Objective:
Copy out the material below in full, but not its images.
* Begin Record set *
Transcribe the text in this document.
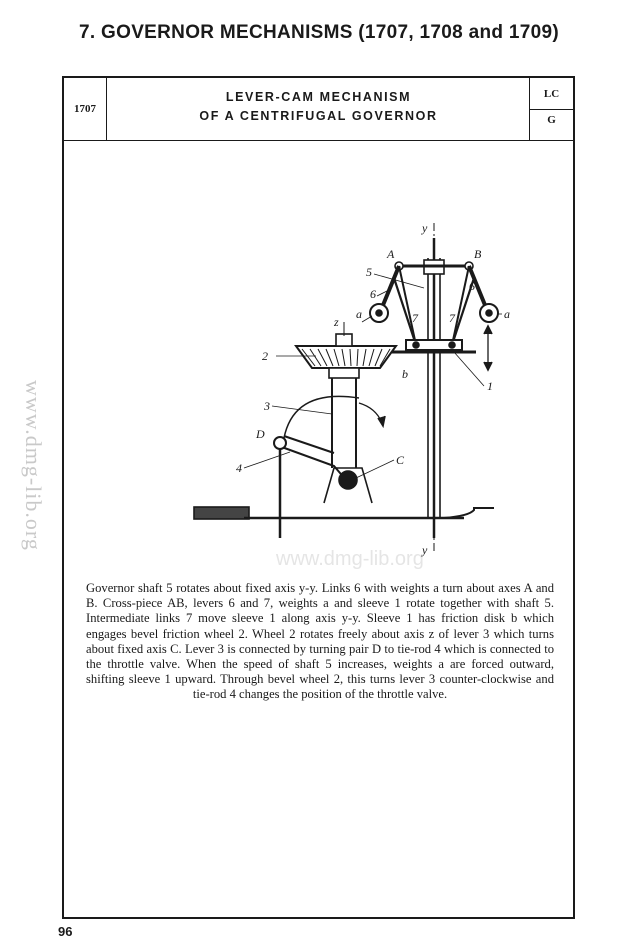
7. GOVERNOR MECHANISMS (1707, 1708 and 1709)
www.dmg-lib.org
1707
LEVER-CAM MECHANISM
OF A CENTRIFUGAL GOVERNOR
LC
G
y
y
A	B
5
6
6
7	7
a	a
z
2
b
1
3
D
4
C
www.dmg-lib.org
Governor shaft 5 rotates about fixed axis y-y. Links 6 with weights a turn about axes A and B. Cross-piece AB, levers 6 and 7, weights a and sleeve 1 rotate together with shaft 5. Intermediate links 7 move sleeve 1 along axis y-y. Sleeve 1 has friction disk b which engages bevel friction wheel 2. Wheel 2 rotates freely about axis z of lever 3 which turns about fixed axis C. Lever 3 is connected by turning pair D to tie-rod 4 which is connected to the throttle valve. When the speed of shaft 5 increases, weights a are forced outward, shifting sleeve 1 upward. Through bevel wheel 2, this turns lever 3 counter-clockwise and tie-rod 4 changes the position of the throttle valve.
96
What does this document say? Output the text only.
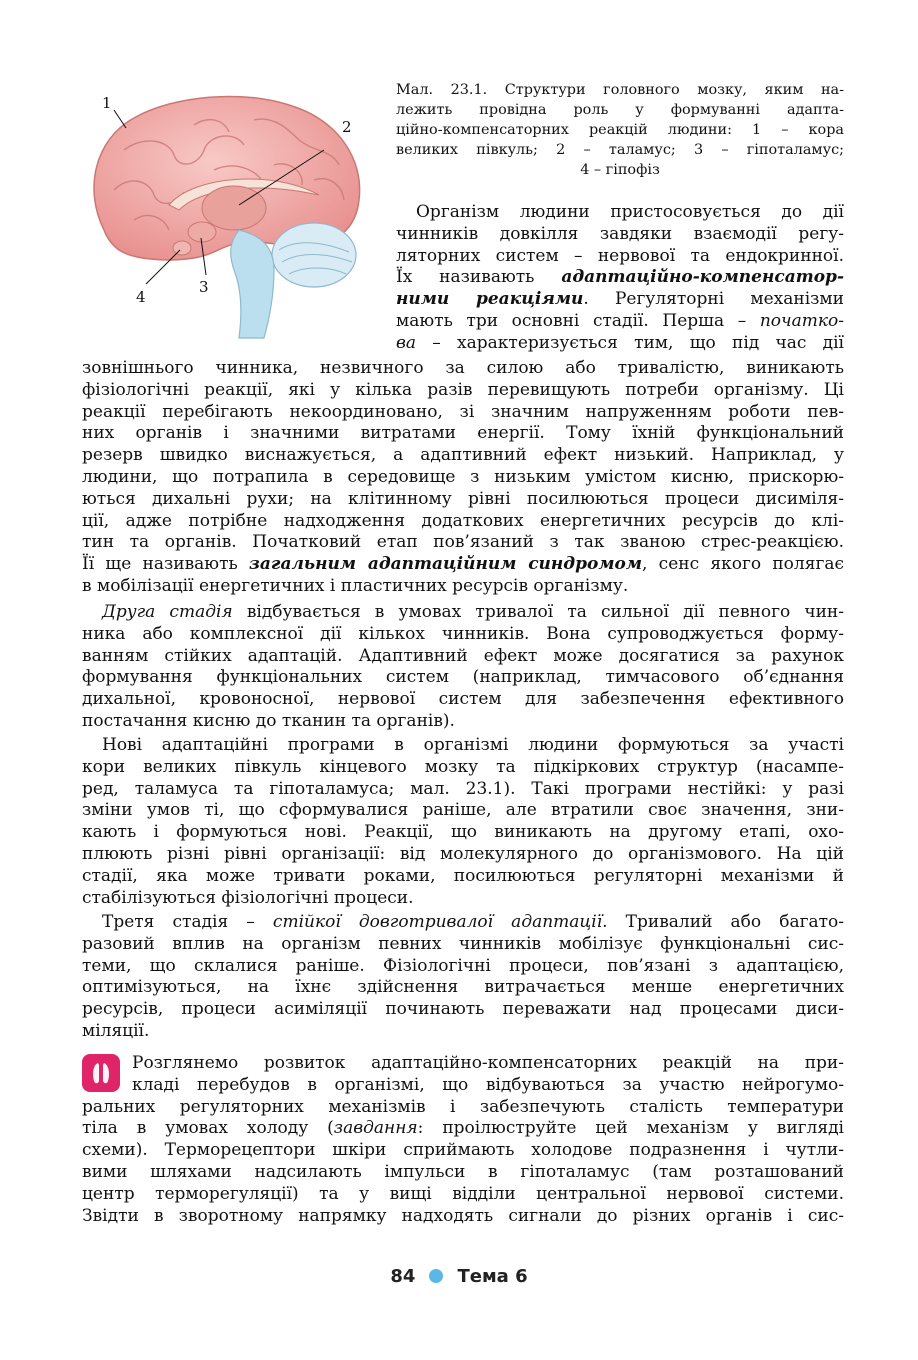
1
2
3
4
Мал. 23.1. Структури головного мозку, яким на-
лежить провідна роль у формуванні адапта-
ційно-компенсаторних реакцій людини: 1 – кора
великих півкуль; 2 – таламус; 3 – гіпоталамус;
4 – гіпофіз
Організм людини пристосовується до дії
чинників довкілля завдяки взаємодії регу-
ляторних систем – нервової та ендокринної.
Їх називають адаптаційно-компенсатор-
ними реакціями. Регуляторні механізми
мають три основні стадії. Перша – початко-
ва – характеризується тим, що під час дії
зовнішнього чинника, незвичного за силою або тривалістю, виникають
фізіологічні реакції, які у кілька разів перевищують потреби організму. Ці
реакції перебігають некоординовано, зі значним напруженням роботи пев-
них органів і значними витратами енергії. Тому їхній функціональний
резерв швидко виснажується, а адаптивний ефект низький. Наприклад, у
людини, що потрапила в середовище з низьким умістом кисню, прискорю-
ються дихальні рухи; на клітинному рівні посилюються процеси дисиміля-
ції, адже потрібне надходження додаткових енергетичних ресурсів до клі-
тин та органів. Початковий етап пов’язаний з так званою стрес-реакцією.
Її ще називають загальним адаптаційним синдромом, сенс якого полягає
в мобілізації енергетичних і пластичних ресурсів організму.
Друга стадія відбувається в умовах тривалої та сильної дії певного чин-
ника або комплексної дії кількох чинників. Вона супроводжується форму-
ванням стійких адаптацій. Адаптивний ефект може досягатися за рахунок
формування функціональних систем (наприклад, тимчасового об’єднання
дихальної, кровоносної, нервової систем для забезпечення ефективного
постачання кисню до тканин та органів).
Нові адаптаційні програми в організмі людини формуються за участі
кори великих півкуль кінцевого мозку та підкіркових структур (насампе-
ред, таламуса та гіпоталамуса; мал. 23.1). Такі програми нестійкі: у разі
зміни умов ті, що сформувалися раніше, але втратили своє значення, зни-
кають і формуються нові. Реакції, що виникають на другому етапі, охо-
плюють різні рівні організації: від молекулярного до організмового. На цій
стадії, яка може тривати роками, посилюються регуляторні механізми й
стабілізуються фізіологічні процеси.
Третя стадія – стійкої довготривалої адаптації. Тривалий або багато-
разовий вплив на організм певних чинників мобілізує функціональні сис-
теми, що склалися раніше. Фізіологічні процеси, пов’язані з адаптацією,
оптимізуються, на їхнє здійснення витрачається менше енергетичних
ресурсів, процеси асиміляції починають переважати над процесами диси-
міляції.
Розглянемо розвиток адаптаційно-компенсаторних реакцій на при-
кладі перебудов в організмі, що відбуваються за участю нейрогумо-
ральних регуляторних механізмів і забезпечують сталість температури
тіла в умовах холоду (завдання: проілюструйте цей механізм у вигляді
схеми). Терморецептори шкіри сприймають холодове подразнення і чутли-
вими шляхами надсилають імпульси в гіпоталамус (там розташований
центр терморегуляції) та у вищі відділи центральної нервової системи.
Звідти в зворотному напрямку надходять сигнали до різних органів і сис-
84 Тема 6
* End Record set *
Task response:
Transcribe the text in this document.
7. GOVERNOR MECHANISMS (1707, 1708 and 1709)
www.dmg-lib.org
1707
LEVER-CAM MECHANISM
OF A CENTRIFUGAL GOVERNOR
LC
G
y
y
A	B
5
6
6
7	7
a	a
z
2
b
1
3
D
4
C
www.dmg-lib.org
Governor shaft 5 rotates about fixed axis y-y. Links 6 with weights a turn about axes A and B. Cross-piece AB, levers 6 and 7, weights a and sleeve 1 rotate together with shaft 5. Intermediate links 7 move sleeve 1 along axis y-y. Sleeve 1 has friction disk b which engages bevel friction wheel 2. Wheel 2 rotates freely about axis z of lever 3 which turns about fixed axis C. Lever 3 is connected by turning pair D to tie-rod 4 which is connected to the throttle valve. When the speed of shaft 5 increases, weights a are forced outward, shifting sleeve 1 upward. Through bevel wheel 2, this turns lever 3 counter-clockwise and tie-rod 4 changes the position of the throttle valve.
96
What does this document say? Output the text only.
1
2
3
4
Мал. 23.1. Структури головного мозку, яким на-
лежить провідна роль у формуванні адапта-
ційно-компенсаторних реакцій людини: 1 – кора
великих півкуль; 2 – таламус; 3 – гіпоталамус;
4 – гіпофіз
Організм людини пристосовується до дії
чинників довкілля завдяки взаємодії регу-
ляторних систем – нервової та ендокринної.
Їх називають адаптаційно-компенсатор-
ними реакціями. Регуляторні механізми
мають три основні стадії. Перша – початко-
ва – характеризується тим, що під час дії
зовнішнього чинника, незвичного за силою або тривалістю, виникають
фізіологічні реакції, які у кілька разів перевищують потреби організму. Ці
реакції перебігають некоординовано, зі значним напруженням роботи пев-
них органів і значними витратами енергії. Тому їхній функціональний
резерв швидко виснажується, а адаптивний ефект низький. Наприклад, у
людини, що потрапила в середовище з низьким умістом кисню, прискорю-
ються дихальні рухи; на клітинному рівні посилюються процеси дисиміля-
ції, адже потрібне надходження додаткових енергетичних ресурсів до клі-
тин та органів. Початковий етап пов’язаний з так званою стрес-реакцією.
Її ще називають загальним адаптаційним синдромом, сенс якого полягає
в мобілізації енергетичних і пластичних ресурсів організму.
Друга стадія відбувається в умовах тривалої та сильної дії певного чин-
ника або комплексної дії кількох чинників. Вона супроводжується форму-
ванням стійких адаптацій. Адаптивний ефект може досягатися за рахунок
формування функціональних систем (наприклад, тимчасового об’єднання
дихальної, кровоносної, нервової систем для забезпечення ефективного
постачання кисню до тканин та органів).
Нові адаптаційні програми в організмі людини формуються за участі
кори великих півкуль кінцевого мозку та підкіркових структур (насампе-
ред, таламуса та гіпоталамуса; мал. 23.1). Такі програми нестійкі: у разі
зміни умов ті, що сформувалися раніше, але втратили своє значення, зни-
кають і формуються нові. Реакції, що виникають на другому етапі, охо-
плюють різні рівні організації: від молекулярного до організмового. На цій
стадії, яка може тривати роками, посилюються регуляторні механізми й
стабілізуються фізіологічні процеси.
Третя стадія – стійкої довготривалої адаптації. Тривалий або багато-
разовий вплив на організм певних чинників мобілізує функціональні сис-
теми, що склалися раніше. Фізіологічні процеси, пов’язані з адаптацією,
оптимізуються, на їхнє здійснення витрачається менше енергетичних
ресурсів, процеси асиміляції починають переважати над процесами диси-
міляції.
Розглянемо розвиток адаптаційно-компенсаторних реакцій на при-
кладі перебудов в організмі, що відбуваються за участю нейрогумо-
ральних регуляторних механізмів і забезпечують сталість температури
тіла в умовах холоду (завдання: проілюструйте цей механізм у вигляді
схеми). Терморецептори шкіри сприймають холодове подразнення і чутли-
вими шляхами надсилають імпульси в гіпоталамус (там розташований
центр терморегуляції) та у вищі відділи центральної нервової системи.
Звідти в зворотному напрямку надходять сигнали до різних органів і сис-
84 Тема 6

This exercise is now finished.